• WRITTEN REQUEST: Keep every line where the word "Time" appears; drop the rest.

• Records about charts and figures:

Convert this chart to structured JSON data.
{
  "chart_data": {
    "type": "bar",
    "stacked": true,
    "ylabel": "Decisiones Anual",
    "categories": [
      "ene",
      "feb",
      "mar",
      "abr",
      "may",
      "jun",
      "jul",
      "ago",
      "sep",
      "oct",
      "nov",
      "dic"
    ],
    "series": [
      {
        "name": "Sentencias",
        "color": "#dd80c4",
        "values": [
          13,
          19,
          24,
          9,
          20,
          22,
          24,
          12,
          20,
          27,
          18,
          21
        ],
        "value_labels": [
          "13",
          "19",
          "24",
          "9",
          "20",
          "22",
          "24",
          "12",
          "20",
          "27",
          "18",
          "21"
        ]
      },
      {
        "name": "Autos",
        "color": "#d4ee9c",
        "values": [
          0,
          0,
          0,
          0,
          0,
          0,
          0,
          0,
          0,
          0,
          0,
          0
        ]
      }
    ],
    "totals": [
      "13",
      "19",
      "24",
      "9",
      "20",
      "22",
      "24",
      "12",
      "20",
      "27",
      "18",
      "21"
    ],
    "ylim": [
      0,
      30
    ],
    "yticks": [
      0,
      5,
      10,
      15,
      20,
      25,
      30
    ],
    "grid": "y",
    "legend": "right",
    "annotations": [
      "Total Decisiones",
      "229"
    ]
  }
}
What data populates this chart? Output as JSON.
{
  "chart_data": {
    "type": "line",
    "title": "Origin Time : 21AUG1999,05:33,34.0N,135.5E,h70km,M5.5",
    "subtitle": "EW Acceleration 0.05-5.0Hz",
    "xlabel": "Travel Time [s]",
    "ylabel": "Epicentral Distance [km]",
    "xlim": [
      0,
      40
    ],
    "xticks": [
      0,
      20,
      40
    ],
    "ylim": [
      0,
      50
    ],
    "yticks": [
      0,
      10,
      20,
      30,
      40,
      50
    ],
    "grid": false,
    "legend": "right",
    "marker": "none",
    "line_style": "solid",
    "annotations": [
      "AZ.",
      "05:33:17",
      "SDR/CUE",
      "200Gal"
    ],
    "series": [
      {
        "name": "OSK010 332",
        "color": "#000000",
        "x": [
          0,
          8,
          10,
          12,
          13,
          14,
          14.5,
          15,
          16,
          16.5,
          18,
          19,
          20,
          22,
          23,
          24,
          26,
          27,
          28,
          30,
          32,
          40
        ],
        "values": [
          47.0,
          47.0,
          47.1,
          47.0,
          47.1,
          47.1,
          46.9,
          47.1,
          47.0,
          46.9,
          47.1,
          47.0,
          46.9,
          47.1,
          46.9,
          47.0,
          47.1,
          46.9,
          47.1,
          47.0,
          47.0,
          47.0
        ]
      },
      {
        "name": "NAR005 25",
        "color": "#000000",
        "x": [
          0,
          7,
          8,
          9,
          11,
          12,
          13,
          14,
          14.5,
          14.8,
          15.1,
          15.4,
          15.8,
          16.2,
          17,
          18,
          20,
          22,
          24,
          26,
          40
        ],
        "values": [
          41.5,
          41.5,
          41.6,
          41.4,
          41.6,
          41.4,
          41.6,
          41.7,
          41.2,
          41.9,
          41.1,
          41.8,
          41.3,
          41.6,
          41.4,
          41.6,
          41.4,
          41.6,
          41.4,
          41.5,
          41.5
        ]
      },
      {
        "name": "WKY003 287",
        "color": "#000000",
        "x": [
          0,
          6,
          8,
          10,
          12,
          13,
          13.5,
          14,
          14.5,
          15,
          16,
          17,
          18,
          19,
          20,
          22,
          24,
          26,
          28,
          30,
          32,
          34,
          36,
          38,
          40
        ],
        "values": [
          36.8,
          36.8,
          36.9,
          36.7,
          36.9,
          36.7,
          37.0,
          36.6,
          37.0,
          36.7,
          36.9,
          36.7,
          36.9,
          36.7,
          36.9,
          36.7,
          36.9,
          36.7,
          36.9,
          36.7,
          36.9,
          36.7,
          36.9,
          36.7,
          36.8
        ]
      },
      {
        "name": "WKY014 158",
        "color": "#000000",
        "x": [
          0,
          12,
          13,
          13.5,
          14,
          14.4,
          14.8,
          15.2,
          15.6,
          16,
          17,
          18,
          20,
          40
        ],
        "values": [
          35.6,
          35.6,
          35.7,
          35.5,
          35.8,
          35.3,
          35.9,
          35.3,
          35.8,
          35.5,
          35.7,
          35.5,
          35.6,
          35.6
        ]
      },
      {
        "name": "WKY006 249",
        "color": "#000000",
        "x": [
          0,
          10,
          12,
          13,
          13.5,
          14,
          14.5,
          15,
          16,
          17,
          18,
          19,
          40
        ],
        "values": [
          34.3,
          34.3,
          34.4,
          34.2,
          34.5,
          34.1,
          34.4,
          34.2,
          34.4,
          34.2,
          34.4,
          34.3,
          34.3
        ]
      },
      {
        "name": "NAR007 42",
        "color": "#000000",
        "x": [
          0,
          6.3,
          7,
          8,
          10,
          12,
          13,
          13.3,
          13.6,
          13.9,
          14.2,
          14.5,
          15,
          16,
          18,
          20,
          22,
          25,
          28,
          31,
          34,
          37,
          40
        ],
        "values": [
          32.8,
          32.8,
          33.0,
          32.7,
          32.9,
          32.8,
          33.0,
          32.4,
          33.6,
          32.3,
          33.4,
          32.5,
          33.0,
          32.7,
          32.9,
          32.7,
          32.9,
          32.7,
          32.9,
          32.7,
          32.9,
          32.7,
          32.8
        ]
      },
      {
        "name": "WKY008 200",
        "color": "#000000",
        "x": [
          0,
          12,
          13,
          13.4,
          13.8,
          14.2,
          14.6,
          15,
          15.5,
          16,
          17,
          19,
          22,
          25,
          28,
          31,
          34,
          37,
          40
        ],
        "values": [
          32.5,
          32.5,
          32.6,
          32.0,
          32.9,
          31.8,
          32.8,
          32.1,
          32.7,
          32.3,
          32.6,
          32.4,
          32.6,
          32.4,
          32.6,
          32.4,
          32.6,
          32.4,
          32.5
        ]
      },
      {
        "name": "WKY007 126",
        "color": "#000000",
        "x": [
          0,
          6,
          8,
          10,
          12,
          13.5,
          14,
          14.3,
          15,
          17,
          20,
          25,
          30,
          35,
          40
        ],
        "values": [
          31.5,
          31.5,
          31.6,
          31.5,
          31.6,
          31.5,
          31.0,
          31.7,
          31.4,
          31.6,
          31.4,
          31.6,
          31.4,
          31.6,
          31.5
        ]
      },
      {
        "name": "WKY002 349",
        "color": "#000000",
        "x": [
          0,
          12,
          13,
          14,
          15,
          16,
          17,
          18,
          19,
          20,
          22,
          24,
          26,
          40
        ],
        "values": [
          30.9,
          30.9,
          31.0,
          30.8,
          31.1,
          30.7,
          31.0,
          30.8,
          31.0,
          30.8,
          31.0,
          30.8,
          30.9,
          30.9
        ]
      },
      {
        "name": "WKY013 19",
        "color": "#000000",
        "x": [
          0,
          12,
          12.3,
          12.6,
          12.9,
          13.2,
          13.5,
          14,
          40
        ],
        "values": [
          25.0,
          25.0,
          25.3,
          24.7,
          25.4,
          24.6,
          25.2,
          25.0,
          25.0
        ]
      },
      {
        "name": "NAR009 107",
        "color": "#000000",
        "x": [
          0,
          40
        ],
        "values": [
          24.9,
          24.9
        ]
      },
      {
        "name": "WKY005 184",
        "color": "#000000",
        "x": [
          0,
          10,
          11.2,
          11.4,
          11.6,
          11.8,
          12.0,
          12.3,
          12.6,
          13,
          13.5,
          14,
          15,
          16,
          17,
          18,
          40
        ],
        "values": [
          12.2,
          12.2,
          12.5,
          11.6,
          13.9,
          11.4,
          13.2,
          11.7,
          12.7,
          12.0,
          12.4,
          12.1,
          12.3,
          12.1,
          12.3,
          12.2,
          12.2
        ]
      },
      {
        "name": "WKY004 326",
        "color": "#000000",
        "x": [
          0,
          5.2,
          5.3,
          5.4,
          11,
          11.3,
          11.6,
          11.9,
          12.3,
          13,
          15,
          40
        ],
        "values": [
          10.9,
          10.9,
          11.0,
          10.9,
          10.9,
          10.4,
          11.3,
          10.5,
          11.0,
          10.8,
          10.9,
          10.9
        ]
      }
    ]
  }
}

• EXPECTED ANSWER:
    "title": "Origin Time : 21AUG1999,05:33,34.0N,135.5E,h70km,M5.5",
    "xlabel": "Travel Time [s]",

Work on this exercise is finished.